------ SUPPLIED RECORDS ------
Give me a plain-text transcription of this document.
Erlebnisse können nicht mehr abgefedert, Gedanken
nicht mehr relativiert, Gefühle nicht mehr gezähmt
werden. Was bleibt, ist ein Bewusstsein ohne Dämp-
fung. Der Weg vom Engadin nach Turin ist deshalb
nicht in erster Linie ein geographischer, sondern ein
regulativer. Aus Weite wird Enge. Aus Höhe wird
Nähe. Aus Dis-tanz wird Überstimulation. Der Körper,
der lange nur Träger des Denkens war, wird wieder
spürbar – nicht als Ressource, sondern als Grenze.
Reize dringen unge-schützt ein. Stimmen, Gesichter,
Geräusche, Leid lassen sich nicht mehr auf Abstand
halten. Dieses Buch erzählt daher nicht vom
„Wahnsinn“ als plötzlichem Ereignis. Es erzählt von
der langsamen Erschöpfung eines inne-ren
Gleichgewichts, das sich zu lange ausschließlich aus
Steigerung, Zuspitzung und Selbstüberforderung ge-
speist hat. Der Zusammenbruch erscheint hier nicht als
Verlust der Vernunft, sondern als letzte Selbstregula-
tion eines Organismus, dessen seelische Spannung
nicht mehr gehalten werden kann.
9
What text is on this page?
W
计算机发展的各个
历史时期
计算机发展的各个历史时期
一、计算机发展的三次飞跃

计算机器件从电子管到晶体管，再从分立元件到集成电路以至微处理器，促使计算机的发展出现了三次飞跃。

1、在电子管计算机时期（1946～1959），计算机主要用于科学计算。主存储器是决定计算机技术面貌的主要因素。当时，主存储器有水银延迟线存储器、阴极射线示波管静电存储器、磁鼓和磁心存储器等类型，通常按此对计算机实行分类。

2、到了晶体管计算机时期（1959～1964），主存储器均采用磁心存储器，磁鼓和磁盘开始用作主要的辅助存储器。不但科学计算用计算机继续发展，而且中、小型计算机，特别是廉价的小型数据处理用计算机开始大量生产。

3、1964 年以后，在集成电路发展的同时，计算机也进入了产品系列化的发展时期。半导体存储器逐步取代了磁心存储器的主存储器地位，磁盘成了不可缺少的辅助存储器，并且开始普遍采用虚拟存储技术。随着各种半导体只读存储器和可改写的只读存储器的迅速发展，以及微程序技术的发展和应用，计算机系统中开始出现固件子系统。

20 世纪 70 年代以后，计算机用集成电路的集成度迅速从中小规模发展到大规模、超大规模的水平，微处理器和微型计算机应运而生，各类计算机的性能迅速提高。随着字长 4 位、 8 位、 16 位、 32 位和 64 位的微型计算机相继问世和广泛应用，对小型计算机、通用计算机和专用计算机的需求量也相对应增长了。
------
__DIRECTIONS FOR THIS TASK__:
From the data above, copy each line where the string "erzählt" appears.

__WRITTEN RESPONSE__:
halten. Dieses Buch erzählt daher nicht vom
„Wahnsinn“ als plötzlichem Ereignis. Es erzählt von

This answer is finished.